[Element box annotations]
---+---

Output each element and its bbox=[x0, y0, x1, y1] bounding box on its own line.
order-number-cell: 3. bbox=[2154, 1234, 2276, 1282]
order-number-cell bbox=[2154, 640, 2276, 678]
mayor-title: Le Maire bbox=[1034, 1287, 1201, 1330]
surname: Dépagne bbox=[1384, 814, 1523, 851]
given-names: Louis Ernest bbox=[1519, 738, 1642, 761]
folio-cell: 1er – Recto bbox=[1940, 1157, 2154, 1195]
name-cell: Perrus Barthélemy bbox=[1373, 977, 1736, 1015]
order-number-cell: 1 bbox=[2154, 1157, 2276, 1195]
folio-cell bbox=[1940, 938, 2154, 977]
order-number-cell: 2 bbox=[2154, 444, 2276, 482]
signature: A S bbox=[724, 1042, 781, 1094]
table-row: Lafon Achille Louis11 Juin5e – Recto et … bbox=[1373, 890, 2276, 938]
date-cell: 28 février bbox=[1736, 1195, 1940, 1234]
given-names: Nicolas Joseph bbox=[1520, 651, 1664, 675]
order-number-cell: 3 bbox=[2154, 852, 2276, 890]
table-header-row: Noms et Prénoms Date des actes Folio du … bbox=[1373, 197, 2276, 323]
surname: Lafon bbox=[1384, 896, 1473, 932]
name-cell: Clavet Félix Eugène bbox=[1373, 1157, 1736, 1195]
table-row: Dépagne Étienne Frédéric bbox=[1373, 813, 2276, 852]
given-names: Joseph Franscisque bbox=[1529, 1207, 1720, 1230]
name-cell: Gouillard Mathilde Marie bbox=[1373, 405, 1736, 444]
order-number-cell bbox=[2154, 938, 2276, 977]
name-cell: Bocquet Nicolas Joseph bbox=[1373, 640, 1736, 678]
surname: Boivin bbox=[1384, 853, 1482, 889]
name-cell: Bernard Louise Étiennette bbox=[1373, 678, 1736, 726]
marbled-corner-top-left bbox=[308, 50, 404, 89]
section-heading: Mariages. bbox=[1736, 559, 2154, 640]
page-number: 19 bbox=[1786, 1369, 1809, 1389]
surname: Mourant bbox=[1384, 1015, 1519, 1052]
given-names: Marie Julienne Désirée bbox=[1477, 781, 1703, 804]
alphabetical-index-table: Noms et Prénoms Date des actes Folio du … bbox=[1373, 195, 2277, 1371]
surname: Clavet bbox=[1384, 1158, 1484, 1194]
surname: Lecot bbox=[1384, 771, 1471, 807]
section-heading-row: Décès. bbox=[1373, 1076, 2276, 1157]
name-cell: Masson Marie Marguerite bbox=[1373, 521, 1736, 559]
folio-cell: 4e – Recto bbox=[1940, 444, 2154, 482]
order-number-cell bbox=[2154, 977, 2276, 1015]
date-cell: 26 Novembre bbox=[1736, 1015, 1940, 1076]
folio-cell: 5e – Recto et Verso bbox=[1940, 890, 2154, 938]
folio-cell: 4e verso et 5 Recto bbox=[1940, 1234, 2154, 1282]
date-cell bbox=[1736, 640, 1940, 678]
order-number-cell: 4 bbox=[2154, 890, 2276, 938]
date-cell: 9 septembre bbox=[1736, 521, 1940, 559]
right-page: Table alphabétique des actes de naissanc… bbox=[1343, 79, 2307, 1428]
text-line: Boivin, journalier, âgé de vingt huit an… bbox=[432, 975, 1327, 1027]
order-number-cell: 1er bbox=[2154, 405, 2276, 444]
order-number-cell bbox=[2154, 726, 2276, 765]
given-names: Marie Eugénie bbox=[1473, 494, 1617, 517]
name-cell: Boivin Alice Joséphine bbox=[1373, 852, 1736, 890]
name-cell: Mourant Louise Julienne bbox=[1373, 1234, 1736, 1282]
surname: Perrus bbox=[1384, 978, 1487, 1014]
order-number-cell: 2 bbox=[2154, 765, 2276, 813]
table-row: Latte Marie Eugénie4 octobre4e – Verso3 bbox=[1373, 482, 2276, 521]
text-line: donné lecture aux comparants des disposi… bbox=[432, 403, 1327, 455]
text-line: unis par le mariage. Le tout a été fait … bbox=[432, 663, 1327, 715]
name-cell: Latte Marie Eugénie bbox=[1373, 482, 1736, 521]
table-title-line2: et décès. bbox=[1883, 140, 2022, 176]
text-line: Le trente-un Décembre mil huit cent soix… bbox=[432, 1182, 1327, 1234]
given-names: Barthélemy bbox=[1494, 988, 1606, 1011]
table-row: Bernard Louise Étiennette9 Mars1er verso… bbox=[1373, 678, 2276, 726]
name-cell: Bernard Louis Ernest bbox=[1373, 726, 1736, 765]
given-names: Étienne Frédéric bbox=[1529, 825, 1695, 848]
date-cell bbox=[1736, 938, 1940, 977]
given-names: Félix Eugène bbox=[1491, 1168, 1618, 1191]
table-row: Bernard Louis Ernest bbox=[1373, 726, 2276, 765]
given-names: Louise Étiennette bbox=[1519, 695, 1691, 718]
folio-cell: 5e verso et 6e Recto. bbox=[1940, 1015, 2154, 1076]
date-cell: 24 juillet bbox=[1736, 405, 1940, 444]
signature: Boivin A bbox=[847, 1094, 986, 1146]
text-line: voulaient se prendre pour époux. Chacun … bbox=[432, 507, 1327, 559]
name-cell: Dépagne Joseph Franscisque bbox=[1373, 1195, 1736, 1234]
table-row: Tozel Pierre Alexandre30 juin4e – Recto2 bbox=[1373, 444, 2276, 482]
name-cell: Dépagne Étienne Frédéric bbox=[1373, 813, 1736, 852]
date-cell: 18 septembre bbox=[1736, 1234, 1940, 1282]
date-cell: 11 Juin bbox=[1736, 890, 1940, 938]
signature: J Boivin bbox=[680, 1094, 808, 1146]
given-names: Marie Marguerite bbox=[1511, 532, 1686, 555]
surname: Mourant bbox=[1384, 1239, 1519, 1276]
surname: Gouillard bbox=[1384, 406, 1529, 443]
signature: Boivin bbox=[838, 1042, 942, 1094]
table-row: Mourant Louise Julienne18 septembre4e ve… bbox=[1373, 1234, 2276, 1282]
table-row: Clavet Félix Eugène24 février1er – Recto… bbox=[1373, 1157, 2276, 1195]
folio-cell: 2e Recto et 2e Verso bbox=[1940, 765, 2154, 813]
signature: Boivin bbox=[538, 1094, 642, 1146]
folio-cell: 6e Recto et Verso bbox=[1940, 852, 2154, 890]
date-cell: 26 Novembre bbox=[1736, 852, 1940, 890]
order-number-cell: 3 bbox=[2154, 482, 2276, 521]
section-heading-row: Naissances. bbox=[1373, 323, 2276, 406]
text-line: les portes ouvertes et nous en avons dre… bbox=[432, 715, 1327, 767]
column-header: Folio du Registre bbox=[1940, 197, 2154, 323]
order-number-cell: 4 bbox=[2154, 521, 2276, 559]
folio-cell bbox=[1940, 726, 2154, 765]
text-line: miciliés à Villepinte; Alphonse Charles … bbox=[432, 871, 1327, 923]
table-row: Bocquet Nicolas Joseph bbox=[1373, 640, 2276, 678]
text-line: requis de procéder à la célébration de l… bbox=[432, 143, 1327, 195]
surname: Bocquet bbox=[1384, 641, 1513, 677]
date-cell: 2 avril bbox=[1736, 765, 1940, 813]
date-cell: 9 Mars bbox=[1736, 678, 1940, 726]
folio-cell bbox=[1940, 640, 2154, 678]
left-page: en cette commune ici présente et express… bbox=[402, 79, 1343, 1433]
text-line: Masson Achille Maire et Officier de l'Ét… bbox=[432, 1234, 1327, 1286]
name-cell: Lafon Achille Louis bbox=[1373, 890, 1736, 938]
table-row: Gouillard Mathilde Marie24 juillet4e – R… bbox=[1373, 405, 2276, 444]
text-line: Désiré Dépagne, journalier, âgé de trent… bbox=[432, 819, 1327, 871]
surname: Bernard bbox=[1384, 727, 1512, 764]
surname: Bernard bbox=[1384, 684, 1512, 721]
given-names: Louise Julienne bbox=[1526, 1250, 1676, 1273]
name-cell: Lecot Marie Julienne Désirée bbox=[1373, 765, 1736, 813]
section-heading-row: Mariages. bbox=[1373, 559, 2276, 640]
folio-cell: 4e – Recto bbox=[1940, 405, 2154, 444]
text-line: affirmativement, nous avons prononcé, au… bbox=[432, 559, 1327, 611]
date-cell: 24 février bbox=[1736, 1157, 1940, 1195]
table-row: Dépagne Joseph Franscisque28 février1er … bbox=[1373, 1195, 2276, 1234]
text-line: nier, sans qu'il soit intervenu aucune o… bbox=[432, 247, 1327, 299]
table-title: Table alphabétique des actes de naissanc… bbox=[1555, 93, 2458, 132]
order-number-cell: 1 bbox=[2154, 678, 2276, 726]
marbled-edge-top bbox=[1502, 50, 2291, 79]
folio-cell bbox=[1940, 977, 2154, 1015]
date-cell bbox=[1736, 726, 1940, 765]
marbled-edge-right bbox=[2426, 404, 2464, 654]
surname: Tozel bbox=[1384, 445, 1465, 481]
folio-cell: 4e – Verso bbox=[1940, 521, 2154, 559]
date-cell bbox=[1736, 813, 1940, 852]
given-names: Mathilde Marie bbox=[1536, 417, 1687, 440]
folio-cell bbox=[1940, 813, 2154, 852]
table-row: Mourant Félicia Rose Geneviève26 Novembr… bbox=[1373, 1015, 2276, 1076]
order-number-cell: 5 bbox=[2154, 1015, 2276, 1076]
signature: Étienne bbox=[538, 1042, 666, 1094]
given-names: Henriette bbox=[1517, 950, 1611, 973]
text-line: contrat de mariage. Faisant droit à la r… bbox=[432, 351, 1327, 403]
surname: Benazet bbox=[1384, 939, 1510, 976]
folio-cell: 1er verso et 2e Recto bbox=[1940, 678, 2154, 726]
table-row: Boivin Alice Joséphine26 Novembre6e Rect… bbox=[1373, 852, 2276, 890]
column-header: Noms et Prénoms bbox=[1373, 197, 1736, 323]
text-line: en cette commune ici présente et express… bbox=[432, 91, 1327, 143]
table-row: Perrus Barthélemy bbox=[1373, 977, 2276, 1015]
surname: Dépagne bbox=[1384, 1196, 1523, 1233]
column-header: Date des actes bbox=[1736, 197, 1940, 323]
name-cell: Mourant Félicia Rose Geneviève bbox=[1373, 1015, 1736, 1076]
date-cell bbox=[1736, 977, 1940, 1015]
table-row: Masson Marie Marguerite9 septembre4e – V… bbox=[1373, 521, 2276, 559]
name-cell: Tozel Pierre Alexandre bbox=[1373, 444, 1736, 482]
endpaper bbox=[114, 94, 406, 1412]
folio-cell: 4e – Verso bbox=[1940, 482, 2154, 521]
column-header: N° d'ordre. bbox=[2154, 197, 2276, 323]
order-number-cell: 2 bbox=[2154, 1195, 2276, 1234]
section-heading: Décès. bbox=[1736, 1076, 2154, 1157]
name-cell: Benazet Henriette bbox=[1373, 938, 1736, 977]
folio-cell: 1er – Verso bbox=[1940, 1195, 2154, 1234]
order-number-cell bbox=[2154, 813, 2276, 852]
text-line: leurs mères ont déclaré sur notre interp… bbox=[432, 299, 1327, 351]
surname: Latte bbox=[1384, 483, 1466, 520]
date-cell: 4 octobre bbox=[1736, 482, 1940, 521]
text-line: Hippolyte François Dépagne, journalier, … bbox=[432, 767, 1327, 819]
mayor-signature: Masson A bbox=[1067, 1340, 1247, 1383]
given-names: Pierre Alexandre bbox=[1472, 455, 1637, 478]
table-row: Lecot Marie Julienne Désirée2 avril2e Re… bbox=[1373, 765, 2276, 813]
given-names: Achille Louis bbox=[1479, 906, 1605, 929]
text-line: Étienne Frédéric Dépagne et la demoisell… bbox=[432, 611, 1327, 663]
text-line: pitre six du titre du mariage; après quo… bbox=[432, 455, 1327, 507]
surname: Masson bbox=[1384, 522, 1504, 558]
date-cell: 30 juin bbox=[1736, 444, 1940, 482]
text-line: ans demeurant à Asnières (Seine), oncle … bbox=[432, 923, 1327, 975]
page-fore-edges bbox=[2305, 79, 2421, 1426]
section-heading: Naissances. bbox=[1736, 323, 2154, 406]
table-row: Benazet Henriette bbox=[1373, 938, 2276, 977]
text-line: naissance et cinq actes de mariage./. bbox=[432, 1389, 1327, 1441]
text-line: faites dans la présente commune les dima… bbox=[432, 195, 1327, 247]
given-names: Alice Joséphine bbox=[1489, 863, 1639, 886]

---+---

Exercise instructions -
Copy the rows word for word, from the first line through the line with "order-number-cell: 3 bbox=[2154, 852, 2276, 890]".

Output for this exercise -
Output each element and its bbox=[x0, y0, x1, y1] bounding box on its own line.
order-number-cell: 3. bbox=[2154, 1234, 2276, 1282]
order-number-cell bbox=[2154, 640, 2276, 678]
mayor-title: Le Maire bbox=[1034, 1287, 1201, 1330]
surname: Dépagne bbox=[1384, 814, 1523, 851]
given-names: Louis Ernest bbox=[1519, 738, 1642, 761]
folio-cell: 1er – Recto bbox=[1940, 1157, 2154, 1195]
name-cell: Perrus Barthélemy bbox=[1373, 977, 1736, 1015]
order-number-cell: 1 bbox=[2154, 1157, 2276, 1195]
folio-cell bbox=[1940, 938, 2154, 977]
order-number-cell: 2 bbox=[2154, 444, 2276, 482]
signature: A S bbox=[724, 1042, 781, 1094]
table-row: Lafon Achille Louis11 Juin5e – Recto et … bbox=[1373, 890, 2276, 938]
date-cell: 28 février bbox=[1736, 1195, 1940, 1234]
given-names: Nicolas Joseph bbox=[1520, 651, 1664, 675]
order-number-cell: 3 bbox=[2154, 852, 2276, 890]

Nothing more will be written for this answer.